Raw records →
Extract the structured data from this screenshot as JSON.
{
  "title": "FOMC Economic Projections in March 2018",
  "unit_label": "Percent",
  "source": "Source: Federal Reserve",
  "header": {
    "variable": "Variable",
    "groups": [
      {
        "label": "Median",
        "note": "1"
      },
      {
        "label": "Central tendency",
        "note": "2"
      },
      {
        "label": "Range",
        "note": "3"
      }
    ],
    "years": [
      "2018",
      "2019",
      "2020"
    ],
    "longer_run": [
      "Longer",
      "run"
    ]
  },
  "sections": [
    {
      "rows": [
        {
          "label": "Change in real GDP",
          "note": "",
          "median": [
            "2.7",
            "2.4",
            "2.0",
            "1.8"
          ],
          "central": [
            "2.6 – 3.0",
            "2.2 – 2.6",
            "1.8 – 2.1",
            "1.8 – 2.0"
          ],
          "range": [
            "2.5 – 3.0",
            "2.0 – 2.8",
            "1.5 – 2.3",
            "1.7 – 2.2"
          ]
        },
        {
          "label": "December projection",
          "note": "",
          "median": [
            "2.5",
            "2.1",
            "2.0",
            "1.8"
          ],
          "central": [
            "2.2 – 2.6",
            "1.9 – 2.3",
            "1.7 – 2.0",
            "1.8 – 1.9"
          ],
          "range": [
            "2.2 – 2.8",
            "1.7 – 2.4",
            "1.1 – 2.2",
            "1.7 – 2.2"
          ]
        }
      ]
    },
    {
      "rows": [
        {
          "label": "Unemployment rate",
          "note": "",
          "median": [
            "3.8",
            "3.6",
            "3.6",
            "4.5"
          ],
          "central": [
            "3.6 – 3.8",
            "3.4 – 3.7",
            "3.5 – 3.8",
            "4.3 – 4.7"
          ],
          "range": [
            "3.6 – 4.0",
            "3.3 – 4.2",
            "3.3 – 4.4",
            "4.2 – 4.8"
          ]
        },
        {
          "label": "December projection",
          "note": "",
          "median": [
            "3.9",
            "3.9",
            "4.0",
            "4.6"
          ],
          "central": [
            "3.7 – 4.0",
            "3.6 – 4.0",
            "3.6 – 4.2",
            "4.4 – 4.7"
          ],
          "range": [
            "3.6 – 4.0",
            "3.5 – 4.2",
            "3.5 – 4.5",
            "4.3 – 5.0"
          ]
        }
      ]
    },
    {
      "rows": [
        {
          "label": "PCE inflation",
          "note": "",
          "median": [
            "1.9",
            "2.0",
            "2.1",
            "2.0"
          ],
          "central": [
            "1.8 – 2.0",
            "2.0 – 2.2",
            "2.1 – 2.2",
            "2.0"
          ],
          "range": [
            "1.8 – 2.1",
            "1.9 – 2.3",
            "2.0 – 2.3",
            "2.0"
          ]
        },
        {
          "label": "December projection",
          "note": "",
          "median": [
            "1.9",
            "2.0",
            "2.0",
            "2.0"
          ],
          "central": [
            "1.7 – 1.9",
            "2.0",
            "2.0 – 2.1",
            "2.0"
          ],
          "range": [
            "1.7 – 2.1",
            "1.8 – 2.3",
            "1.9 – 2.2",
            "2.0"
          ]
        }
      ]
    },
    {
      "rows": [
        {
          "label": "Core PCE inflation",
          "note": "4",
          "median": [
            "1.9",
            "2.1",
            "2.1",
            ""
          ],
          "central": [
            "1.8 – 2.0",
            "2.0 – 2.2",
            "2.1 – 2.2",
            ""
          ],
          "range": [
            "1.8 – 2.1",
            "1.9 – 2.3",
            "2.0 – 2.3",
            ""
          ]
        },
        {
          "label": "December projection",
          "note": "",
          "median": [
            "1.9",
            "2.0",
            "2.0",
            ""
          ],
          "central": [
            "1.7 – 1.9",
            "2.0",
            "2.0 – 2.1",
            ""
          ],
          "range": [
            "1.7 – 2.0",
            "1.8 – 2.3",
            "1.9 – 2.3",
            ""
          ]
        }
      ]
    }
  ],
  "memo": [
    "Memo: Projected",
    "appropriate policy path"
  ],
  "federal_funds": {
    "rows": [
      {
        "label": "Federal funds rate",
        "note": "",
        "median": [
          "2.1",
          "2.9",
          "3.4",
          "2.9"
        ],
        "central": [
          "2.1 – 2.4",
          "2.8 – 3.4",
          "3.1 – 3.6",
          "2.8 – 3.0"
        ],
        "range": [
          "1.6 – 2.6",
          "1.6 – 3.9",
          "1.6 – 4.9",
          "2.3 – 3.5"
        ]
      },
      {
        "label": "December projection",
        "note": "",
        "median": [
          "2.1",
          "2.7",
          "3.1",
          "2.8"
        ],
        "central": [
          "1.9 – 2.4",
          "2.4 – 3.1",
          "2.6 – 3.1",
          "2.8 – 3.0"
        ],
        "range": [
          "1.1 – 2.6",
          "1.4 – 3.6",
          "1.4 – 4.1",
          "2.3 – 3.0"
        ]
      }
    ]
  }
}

Prompt →
Copy out every line of the data above, exactly as given.

Response below →
Extract the structured data from this screenshot as JSON.
{
  "title": "FOMC Economic Projections in March 2018",
  "unit_label": "Percent",
  "source": "Source: Federal Reserve",
  "header": {
    "variable": "Variable",
    "groups": [
      {
        "label": "Median",
        "note": "1"
      },
      {
        "label": "Central tendency",
        "note": "2"
      },
      {
        "label": "Range",
        "note": "3"
      }
    ],
    "years": [
      "2018",
      "2019",
      "2020"
    ],
    "longer_run": [
      "Longer",
      "run"
    ]
  },
  "sections": [
    {
      "rows": [
        {
          "label": "Change in real GDP",
          "note": "",
          "median": [
            "2.7",
            "2.4",
            "2.0",
            "1.8"
          ],
          "central": [
            "2.6 – 3.0",
            "2.2 – 2.6",
            "1.8 – 2.1",
            "1.8 – 2.0"
          ],
          "range": [
            "2.5 – 3.0",
            "2.0 – 2.8",
            "1.5 – 2.3",
            "1.7 – 2.2"
          ]
        },
        {
          "label": "December projection",
          "note": "",
          "median": [
            "2.5",
            "2.1",
            "2.0",
            "1.8"
          ],
          "central": [
            "2.2 – 2.6",
            "1.9 – 2.3",
            "1.7 – 2.0",
            "1.8 – 1.9"
          ],
          "range": [
            "2.2 – 2.8",
            "1.7 – 2.4",
            "1.1 – 2.2",
            "1.7 – 2.2"
          ]
        }
      ]
    },
    {
      "rows": [
        {
          "label": "Unemployment rate",
          "note": "",
          "median": [
            "3.8",
            "3.6",
            "3.6",
            "4.5"
          ],
          "central": [
            "3.6 – 3.8",
            "3.4 – 3.7",
            "3.5 – 3.8",
            "4.3 – 4.7"
          ],
          "range": [
            "3.6 – 4.0",
            "3.3 – 4.2",
            "3.3 – 4.4",
            "4.2 – 4.8"
          ]
        },
        {
          "label": "December projection",
          "note": "",
          "median": [
            "3.9",
            "3.9",
            "4.0",
            "4.6"
          ],
          "central": [
            "3.7 – 4.0",
            "3.6 – 4.0",
            "3.6 – 4.2",
            "4.4 – 4.7"
          ],
          "range": [
            "3.6 – 4.0",
            "3.5 – 4.2",
            "3.5 – 4.5",
            "4.3 – 5.0"
          ]
        }
      ]
    },
    {
      "rows": [
        {
          "label": "PCE inflation",
          "note": "",
          "median": [
            "1.9",
            "2.0",
            "2.1",
            "2.0"
          ],
          "central": [
            "1.8 – 2.0",
            "2.0 – 2.2",
            "2.1 – 2.2",
            "2.0"
          ],
          "range": [
            "1.8 – 2.1",
            "1.9 – 2.3",
            "2.0 – 2.3",
            "2.0"
          ]
        },
        {
          "label": "December projection",
          "note": "",
          "median": [
            "1.9",
            "2.0",
            "2.0",
            "2.0"
          ],
          "central": [
            "1.7 – 1.9",
            "2.0",
            "2.0 – 2.1",
            "2.0"
          ],
          "range": [
            "1.7 – 2.1",
            "1.8 – 2.3",
            "1.9 – 2.2",
            "2.0"
          ]
        }
      ]
    },
    {
      "rows": [
        {
          "label": "Core PCE inflation",
          "note": "4",
          "median": [
            "1.9",
            "2.1",
            "2.1",
            ""
          ],
          "central": [
            "1.8 – 2.0",
            "2.0 – 2.2",
            "2.1 – 2.2",
            ""
          ],
          "range": [
            "1.8 – 2.1",
            "1.9 – 2.3",
            "2.0 – 2.3",
            ""
          ]
        },
        {
          "label": "December projection",
          "note": "",
          "median": [
            "1.9",
            "2.0",
            "2.0",
            ""
          ],
          "central": [
            "1.7 – 1.9",
            "2.0",
            "2.0 – 2.1",
            ""
          ],
          "range": [
            "1.7 – 2.0",
            "1.8 – 2.3",
            "1.9 – 2.3",
            ""
          ]
        }
      ]
    }
  ],
  "memo": [
    "Memo: Projected",
    "appropriate policy path"
  ],
  "federal_funds": {
    "rows": [
      {
        "label": "Federal funds rate",
        "note": "",
        "median": [
          "2.1",
          "2.9",
          "3.4",
          "2.9"
        ],
        "central": [
          "2.1 – 2.4",
          "2.8 – 3.4",
          "3.1 – 3.6",
          "2.8 – 3.0"
        ],
        "range": [
          "1.6 – 2.6",
          "1.6 – 3.9",
          "1.6 – 4.9",
          "2.3 – 3.5"
        ]
      },
      {
        "label": "December projection",
        "note": "",
        "median": [
          "2.1",
          "2.7",
          "3.1",
          "2.8"
        ],
        "central": [
          "1.9 – 2.4",
          "2.4 – 3.1",
          "2.6 – 3.1",
          "2.8 – 3.0"
        ],
        "range": [
          "1.1 – 2.6",
          "1.4 – 3.6",
          "1.4 – 4.1",
          "2.3 – 3.0"
        ]
      }
    ]
  }
}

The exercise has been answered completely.